Return each entry exactly, with none missing.
___ Dataset records
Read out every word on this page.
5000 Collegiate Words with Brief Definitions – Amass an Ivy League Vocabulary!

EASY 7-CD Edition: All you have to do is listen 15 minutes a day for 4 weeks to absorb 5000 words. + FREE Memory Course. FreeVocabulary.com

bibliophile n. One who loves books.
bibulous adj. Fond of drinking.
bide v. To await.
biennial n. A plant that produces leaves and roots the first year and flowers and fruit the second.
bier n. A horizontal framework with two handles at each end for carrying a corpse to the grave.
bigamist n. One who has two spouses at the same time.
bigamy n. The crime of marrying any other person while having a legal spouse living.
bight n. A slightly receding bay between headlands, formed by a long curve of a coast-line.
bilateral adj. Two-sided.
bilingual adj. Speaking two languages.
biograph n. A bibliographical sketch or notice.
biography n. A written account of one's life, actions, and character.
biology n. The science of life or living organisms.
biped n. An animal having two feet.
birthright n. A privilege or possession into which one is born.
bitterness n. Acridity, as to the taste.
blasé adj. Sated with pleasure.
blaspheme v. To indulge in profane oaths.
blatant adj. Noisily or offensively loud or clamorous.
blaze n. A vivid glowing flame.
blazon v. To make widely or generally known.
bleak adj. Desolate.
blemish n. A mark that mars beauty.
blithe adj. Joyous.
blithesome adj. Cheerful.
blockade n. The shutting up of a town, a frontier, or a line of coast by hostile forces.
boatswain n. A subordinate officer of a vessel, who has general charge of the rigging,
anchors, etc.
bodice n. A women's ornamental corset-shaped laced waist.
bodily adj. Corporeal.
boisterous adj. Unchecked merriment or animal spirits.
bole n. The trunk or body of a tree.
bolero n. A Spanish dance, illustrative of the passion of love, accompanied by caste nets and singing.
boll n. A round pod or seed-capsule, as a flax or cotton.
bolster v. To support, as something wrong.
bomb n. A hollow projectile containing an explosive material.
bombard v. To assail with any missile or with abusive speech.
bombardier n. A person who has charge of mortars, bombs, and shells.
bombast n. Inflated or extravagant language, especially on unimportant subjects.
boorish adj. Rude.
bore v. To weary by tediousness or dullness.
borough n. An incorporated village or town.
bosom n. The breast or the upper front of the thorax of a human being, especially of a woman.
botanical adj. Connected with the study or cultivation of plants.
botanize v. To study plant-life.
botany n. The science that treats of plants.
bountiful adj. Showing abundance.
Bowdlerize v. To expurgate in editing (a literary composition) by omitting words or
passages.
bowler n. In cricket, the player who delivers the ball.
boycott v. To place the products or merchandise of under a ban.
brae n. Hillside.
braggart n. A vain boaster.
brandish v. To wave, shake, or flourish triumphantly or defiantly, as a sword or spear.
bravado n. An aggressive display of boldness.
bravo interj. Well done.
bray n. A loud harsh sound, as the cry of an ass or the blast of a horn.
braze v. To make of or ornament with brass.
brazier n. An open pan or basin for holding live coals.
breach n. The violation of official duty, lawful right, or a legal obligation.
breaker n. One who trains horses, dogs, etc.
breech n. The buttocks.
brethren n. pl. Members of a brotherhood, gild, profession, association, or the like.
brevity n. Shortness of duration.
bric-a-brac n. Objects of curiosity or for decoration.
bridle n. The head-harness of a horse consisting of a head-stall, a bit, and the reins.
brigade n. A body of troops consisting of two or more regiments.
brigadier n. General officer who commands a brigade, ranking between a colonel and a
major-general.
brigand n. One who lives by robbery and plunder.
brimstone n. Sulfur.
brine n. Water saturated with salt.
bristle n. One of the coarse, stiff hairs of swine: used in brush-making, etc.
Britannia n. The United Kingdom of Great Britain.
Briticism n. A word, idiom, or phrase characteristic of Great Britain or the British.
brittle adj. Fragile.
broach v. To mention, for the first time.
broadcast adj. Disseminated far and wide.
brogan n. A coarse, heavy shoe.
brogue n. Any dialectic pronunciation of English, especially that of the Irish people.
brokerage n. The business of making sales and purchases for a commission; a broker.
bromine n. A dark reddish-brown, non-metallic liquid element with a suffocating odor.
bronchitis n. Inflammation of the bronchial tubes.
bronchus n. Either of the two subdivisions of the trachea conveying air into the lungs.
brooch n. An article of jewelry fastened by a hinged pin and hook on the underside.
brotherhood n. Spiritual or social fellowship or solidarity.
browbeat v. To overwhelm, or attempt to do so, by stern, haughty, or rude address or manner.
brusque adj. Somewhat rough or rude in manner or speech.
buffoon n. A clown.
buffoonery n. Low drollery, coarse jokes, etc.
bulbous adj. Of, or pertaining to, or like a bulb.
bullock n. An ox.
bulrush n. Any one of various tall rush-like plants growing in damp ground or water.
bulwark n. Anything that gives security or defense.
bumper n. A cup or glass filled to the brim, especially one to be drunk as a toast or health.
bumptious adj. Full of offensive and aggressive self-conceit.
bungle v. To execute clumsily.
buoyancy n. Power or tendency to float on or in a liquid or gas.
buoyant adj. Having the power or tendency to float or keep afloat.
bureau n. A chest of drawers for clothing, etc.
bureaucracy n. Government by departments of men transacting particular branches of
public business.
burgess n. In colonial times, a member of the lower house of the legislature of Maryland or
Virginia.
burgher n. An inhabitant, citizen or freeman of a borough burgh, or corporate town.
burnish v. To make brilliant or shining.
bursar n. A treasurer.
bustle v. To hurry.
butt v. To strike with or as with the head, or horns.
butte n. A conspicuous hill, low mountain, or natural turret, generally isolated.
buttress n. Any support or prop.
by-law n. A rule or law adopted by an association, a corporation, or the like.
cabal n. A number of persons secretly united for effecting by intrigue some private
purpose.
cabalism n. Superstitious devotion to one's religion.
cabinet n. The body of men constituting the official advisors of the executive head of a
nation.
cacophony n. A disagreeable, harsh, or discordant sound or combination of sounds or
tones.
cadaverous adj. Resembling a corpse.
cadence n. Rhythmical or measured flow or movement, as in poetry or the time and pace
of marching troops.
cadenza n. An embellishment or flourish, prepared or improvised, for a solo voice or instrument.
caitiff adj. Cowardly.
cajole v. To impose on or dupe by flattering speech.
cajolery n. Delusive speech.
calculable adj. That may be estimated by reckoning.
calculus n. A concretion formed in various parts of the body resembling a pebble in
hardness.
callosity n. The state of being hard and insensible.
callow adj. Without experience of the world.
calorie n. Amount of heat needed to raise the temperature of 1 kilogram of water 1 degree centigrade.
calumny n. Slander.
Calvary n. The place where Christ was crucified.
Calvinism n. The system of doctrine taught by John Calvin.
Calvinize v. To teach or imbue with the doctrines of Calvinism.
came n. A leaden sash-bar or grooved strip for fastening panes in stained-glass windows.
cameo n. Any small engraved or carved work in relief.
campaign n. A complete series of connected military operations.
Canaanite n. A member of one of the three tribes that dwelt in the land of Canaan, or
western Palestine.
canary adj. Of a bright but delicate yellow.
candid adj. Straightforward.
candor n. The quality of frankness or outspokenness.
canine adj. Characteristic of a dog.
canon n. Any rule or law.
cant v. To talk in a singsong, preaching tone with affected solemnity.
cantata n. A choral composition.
______
- Answer in full
Read out every word on this page.
5000 Collegiate Words with Brief Definitions – Amass an Ivy League Vocabulary!

EASY 7-CD Edition: All you have to do is listen 15 minutes a day for 4 weeks to absorb 5000 words. + FREE Memory Course. FreeVocabulary.com

bibliophile n. One who loves books.
bibulous adj. Fond of drinking.
bide v. To await.
biennial n. A plant that produces leaves and roots the first year and flowers and fruit the second.
bier n. A horizontal framework with two handles at each end for carrying a corpse to the grave.
bigamist n. One who has two spouses at the same time.
bigamy n. The crime of marrying any other person while having a legal spouse living.
bight n. A slightly receding bay between headlands, formed by a long curve of a coast-line.
bilateral adj. Two-sided.
bilingual adj. Speaking two languages.
biograph n. A bibliographical sketch or notice.
biography n. A written account of one's life, actions, and character.
biology n. The science of life or living organisms.
biped n. An animal having two feet.
birthright n. A privilege or possession into which one is born.
bitterness n. Acridity, as to the taste.
blasé adj. Sated with pleasure.
blaspheme v. To indulge in profane oaths.
blatant adj. Noisily or offensively loud or clamorous.
blaze n. A vivid glowing flame.
blazon v. To make widely or generally known.
bleak adj. Desolate.
blemish n. A mark that mars beauty.
blithe adj. Joyous.
blithesome adj. Cheerful.
blockade n. The shutting up of a town, a frontier, or a line of coast by hostile forces.
boatswain n. A subordinate officer of a vessel, who has general charge of the rigging,
anchors, etc.
bodice n. A women's ornamental corset-shaped laced waist.
bodily adj. Corporeal.
boisterous adj. Unchecked merriment or animal spirits.
bole n. The trunk or body of a tree.
bolero n. A Spanish dance, illustrative of the passion of love, accompanied by caste nets and singing.
boll n. A round pod or seed-capsule, as a flax or cotton.
bolster v. To support, as something wrong.
bomb n. A hollow projectile containing an explosive material.
bombard v. To assail with any missile or with abusive speech.
bombardier n. A person who has charge of mortars, bombs, and shells.
bombast n. Inflated or extravagant language, especially on unimportant subjects.
boorish adj. Rude.
bore v. To weary by tediousness or dullness.
borough n. An incorporated village or town.
bosom n. The breast or the upper front of the thorax of a human being, especially of a woman.
botanical adj. Connected with the study or cultivation of plants.
botanize v. To study plant-life.
botany n. The science that treats of plants.
bountiful adj. Showing abundance.
Bowdlerize v. To expurgate in editing (a literary composition) by omitting words or
passages.
bowler n. In cricket, the player who delivers the ball.
boycott v. To place the products or merchandise of under a ban.
brae n. Hillside.
braggart n. A vain boaster.
brandish v. To wave, shake, or flourish triumphantly or defiantly, as a sword or spear.
bravado n. An aggressive display of boldness.
bravo interj. Well done.
bray n. A loud harsh sound, as the cry of an ass or the blast of a horn.
braze v. To make of or ornament with brass.
brazier n. An open pan or basin for holding live coals.
breach n. The violation of official duty, lawful right, or a legal obligation.
breaker n. One who trains horses, dogs, etc.
breech n. The buttocks.
brethren n. pl. Members of a brotherhood, gild, profession, association, or the like.
brevity n. Shortness of duration.
bric-a-brac n. Objects of curiosity or for decoration.
bridle n. The head-harness of a horse consisting of a head-stall, a bit, and the reins.
brigade n. A body of troops consisting of two or more regiments.
brigadier n. General officer who commands a brigade, ranking between a colonel and a
major-general.
brigand n. One who lives by robbery and plunder.
brimstone n. Sulfur.
brine n. Water saturated with salt.
bristle n. One of the coarse, stiff hairs of swine: used in brush-making, etc.
Britannia n. The United Kingdom of Great Britain.
Briticism n. A word, idiom, or phrase characteristic of Great Britain or the British.
brittle adj. Fragile.
broach v. To mention, for the first time.
broadcast adj. Disseminated far and wide.
brogan n. A coarse, heavy shoe.
brogue n. Any dialectic pronunciation of English, especially that of the Irish people.
brokerage n. The business of making sales and purchases for a commission; a broker.
bromine n. A dark reddish-brown, non-metallic liquid element with a suffocating odor.
bronchitis n. Inflammation of the bronchial tubes.
bronchus n. Either of the two subdivisions of the trachea conveying air into the lungs.
brooch n. An article of jewelry fastened by a hinged pin and hook on the underside.
brotherhood n. Spiritual or social fellowship or solidarity.
browbeat v. To overwhelm, or attempt to do so, by stern, haughty, or rude address or manner.
brusque adj. Somewhat rough or rude in manner or speech.
buffoon n. A clown.
buffoonery n. Low drollery, coarse jokes, etc.
bulbous adj. Of, or pertaining to, or like a bulb.
bullock n. An ox.
bulrush n. Any one of various tall rush-like plants growing in damp ground or water.
bulwark n. Anything that gives security or defense.
bumper n. A cup or glass filled to the brim, especially one to be drunk as a toast or health.
bumptious adj. Full of offensive and aggressive self-conceit.
bungle v. To execute clumsily.
buoyancy n. Power or tendency to float on or in a liquid or gas.
buoyant adj. Having the power or tendency to float or keep afloat.
bureau n. A chest of drawers for clothing, etc.
bureaucracy n. Government by departments of men transacting particular branches of
public business.
burgess n. In colonial times, a member of the lower house of the legislature of Maryland or
Virginia.
burgher n. An inhabitant, citizen or freeman of a borough burgh, or corporate town.
burnish v. To make brilliant or shining.
bursar n. A treasurer.
bustle v. To hurry.
butt v. To strike with or as with the head, or horns.
butte n. A conspicuous hill, low mountain, or natural turret, generally isolated.
buttress n. Any support or prop.
by-law n. A rule or law adopted by an association, a corporation, or the like.
cabal n. A number of persons secretly united for effecting by intrigue some private
purpose.
cabalism n. Superstitious devotion to one's religion.
cabinet n. The body of men constituting the official advisors of the executive head of a
nation.
cacophony n. A disagreeable, harsh, or discordant sound or combination of sounds or
tones.
cadaverous adj. Resembling a corpse.
cadence n. Rhythmical or measured flow or movement, as in poetry or the time and pace
of marching troops.
cadenza n. An embellishment or flourish, prepared or improvised, for a solo voice or instrument.
caitiff adj. Cowardly.
cajole v. To impose on or dupe by flattering speech.
cajolery n. Delusive speech.
calculable adj. That may be estimated by reckoning.
calculus n. A concretion formed in various parts of the body resembling a pebble in
hardness.
callosity n. The state of being hard and insensible.
callow adj. Without experience of the world.
calorie n. Amount of heat needed to raise the temperature of 1 kilogram of water 1 degree centigrade.
calumny n. Slander.
Calvary n. The place where Christ was crucified.
Calvinism n. The system of doctrine taught by John Calvin.
Calvinize v. To teach or imbue with the doctrines of Calvinism.
came n. A leaden sash-bar or grooved strip for fastening panes in stained-glass windows.
cameo n. Any small engraved or carved work in relief.
campaign n. A complete series of connected military operations.
Canaanite n. A member of one of the three tribes that dwelt in the land of Canaan, or
western Palestine.
canary adj. Of a bright but delicate yellow.
candid adj. Straightforward.
candor n. The quality of frankness or outspokenness.
canine adj. Characteristic of a dog.
canon n. Any rule or law.
cant v. To talk in a singsong, preaching tone with affected solemnity.
cantata n. A choral composition.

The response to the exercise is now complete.